## Required work
Can you continue the blog post about reluctantly voting Remain in the EU referendum from the point where it stops?

## Selected passage

%%

EU tuppence
From Words
posted on June 22nd, 2016

For what it’s worth I’m reluctantly voting Remain.

1) I’m selfish about access to travel in Europe and want to keep that free movement.

2) The status quo is less hassle in the short-term and those voting to leave have been badly under-sold how messy the process will get. Imagine if all the paperwork was given to Southern Rail. Seriously, that bad.

3) And I’m scared of the ugly-as-hell alliance of devout far-right nationalism and cynical centre-right careerism that unhooked itself from truthfulness in cavalier fashion in order to win. Incredibly dangerous. Trumpedy trumpedy trump they go.

These aren’t good reasons: my vote turns out to be selfish, short-termist and taken in fear. Brilliant. And in that way, perhaps irrevocably, creeping into everybody, this shoddy binary option that none of us understand does us all great harm. The normalisation of the lowest common denominator.

The complicated lies of Remain campaigns were more sophisticated and subtle than the rampant lies of Leave campaigns – and not such fuel for xenophobic hatred – but they were lies nonetheless. 

A curse on both campaigns. A curse on all who swallowed such unmitigated crap, mugged by the most obvious dodgy dealers in the world. And a curse on me. So it goes.

  1. 11:07 pm on 6/22/16

    Hi Chris. I Agree Twitter was not the correct medium, so here’s my response:
    This read to me like you were saying that you haven’t been spoon-fed the message you want, so you’ve pretty much given up on the whole thing. You’ve reluctantly chosen ‘remain’, seemingly because you’ve chosen to look no further than the narrow confines of a debate that ignores the enormity and gravity of its actual subject.

%%

## Extracted entries
%%

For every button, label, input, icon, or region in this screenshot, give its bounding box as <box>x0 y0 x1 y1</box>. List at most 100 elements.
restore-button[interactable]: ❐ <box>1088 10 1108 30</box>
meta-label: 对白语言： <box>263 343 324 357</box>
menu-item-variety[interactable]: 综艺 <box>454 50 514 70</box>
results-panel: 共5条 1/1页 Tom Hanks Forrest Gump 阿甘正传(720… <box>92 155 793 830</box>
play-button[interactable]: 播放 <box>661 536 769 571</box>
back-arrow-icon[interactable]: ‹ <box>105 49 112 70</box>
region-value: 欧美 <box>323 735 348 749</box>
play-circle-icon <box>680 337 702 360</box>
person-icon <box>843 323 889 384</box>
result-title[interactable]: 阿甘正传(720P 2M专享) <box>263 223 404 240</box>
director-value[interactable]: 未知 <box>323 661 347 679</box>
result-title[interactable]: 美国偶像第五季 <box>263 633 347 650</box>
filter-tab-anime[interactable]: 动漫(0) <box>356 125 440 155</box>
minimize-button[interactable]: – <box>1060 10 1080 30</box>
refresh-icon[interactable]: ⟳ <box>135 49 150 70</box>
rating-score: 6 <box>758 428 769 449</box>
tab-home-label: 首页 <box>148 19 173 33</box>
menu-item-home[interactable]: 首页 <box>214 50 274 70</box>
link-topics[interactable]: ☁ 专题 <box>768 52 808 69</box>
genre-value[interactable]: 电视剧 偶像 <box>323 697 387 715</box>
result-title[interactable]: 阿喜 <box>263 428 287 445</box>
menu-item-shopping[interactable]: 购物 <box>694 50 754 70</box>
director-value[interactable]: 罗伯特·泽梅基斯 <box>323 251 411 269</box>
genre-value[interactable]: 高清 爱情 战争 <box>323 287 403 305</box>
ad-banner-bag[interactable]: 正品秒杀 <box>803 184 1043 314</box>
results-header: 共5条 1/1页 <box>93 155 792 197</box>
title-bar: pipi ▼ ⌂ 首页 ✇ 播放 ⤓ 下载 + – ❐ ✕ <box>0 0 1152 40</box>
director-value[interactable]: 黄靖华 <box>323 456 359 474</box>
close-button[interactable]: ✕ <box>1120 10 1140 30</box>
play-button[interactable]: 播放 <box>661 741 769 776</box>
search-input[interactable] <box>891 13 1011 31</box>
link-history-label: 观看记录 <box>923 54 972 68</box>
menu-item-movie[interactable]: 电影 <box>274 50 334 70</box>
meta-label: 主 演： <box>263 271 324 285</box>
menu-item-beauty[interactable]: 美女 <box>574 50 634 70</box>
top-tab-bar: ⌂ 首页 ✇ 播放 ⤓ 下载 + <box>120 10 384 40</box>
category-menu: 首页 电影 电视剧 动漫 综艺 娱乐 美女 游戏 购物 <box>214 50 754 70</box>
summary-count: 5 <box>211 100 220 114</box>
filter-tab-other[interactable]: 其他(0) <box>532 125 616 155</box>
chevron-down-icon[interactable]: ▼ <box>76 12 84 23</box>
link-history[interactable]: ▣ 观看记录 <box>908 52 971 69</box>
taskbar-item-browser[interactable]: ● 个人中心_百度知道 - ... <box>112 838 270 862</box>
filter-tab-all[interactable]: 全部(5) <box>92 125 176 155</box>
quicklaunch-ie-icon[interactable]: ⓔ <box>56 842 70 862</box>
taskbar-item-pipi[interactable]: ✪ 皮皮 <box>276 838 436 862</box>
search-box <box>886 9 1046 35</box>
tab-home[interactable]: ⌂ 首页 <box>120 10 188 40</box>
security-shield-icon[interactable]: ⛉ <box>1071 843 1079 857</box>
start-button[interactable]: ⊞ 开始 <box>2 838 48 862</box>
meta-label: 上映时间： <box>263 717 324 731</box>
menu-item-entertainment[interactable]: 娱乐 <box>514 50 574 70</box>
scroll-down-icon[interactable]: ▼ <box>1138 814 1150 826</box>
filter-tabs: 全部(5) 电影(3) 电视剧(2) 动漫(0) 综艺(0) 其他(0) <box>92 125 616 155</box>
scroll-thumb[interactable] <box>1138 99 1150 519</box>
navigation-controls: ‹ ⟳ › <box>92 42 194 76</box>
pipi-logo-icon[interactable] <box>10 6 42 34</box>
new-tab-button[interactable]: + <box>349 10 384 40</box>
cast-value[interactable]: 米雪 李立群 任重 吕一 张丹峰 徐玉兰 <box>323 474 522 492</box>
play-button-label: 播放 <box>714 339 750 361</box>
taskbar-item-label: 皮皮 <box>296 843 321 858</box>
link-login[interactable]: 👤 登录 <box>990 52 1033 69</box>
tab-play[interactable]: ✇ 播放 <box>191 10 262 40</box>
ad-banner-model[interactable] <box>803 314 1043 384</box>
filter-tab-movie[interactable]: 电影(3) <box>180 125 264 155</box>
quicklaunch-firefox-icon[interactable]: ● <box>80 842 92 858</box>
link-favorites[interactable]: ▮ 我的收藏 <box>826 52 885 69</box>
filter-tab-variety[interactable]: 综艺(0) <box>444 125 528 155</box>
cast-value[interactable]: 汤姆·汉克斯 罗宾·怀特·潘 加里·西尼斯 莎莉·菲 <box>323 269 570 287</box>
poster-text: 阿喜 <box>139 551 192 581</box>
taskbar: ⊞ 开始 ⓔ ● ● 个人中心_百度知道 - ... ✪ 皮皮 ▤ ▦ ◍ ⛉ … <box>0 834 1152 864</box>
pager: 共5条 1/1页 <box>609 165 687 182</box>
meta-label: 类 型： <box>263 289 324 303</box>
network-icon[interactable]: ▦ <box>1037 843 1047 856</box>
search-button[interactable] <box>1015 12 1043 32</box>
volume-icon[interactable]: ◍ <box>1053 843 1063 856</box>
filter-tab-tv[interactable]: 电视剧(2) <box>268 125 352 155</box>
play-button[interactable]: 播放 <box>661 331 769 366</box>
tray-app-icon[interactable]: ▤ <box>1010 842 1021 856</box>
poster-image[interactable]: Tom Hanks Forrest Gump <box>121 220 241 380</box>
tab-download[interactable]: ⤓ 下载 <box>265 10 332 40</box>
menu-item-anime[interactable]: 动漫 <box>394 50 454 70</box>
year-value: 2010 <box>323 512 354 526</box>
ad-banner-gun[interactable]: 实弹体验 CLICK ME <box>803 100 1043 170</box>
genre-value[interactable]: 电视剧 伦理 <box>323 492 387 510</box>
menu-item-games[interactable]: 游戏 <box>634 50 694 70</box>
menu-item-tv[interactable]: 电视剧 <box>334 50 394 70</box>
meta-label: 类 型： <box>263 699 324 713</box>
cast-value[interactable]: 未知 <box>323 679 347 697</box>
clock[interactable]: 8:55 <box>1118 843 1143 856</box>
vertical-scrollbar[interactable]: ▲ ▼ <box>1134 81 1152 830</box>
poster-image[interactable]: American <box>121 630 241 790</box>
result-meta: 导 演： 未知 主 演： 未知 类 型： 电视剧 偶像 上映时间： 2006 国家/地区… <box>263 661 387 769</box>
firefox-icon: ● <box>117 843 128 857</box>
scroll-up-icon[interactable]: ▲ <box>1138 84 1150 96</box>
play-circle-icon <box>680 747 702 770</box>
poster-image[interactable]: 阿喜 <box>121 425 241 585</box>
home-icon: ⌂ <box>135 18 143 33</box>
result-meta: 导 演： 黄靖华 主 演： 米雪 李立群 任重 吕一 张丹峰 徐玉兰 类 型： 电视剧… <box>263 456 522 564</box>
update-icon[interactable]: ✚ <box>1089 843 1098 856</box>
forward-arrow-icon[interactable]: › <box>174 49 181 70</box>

%%

## Task answer
    You are right, the mainstream debate on this has been woeful, but I would expect someone of your level of political engagement to look beyond the machinations of the tiny fragment of the insular right wing clique that got us into this mess in the first place. Indeed you nearly do, but you then you diminish it. Fear of the far-right is not a selfish reason to vote for something: it is a legitimate concern for the wellbeing of others. Our continent, indeed our world is drifting dangerously towards small-minded isolationism, encouraged by the vested interests of corporations who find smaller governments much more easily persuadable (some might say blackmail-able). Democracy is a massively inefficient tool to counter corruption and despotism, but it is the only one we have, and the more people who engage with that democracy, the harder it is for a single organisation to control. We disengage from that kind of safety net at out peril. We can disengage by walking away completely and setting ourselves (and most likely our neighbours) on a path to nationalist isolation, or we can disengage by dismissing the whole process as imperfect and therefore not worth our time.
    In this sense, the only selfish thing about your post is its tendency to encourage others towards disengagement. If we chose not to engage with our political institutions in the hope of improving them (regardless of how imperfect they are), then we may as well leave them. You complain about a mealy-mouthed debate but offer nothing but a mealy-mouthed response. You only get out what you put in.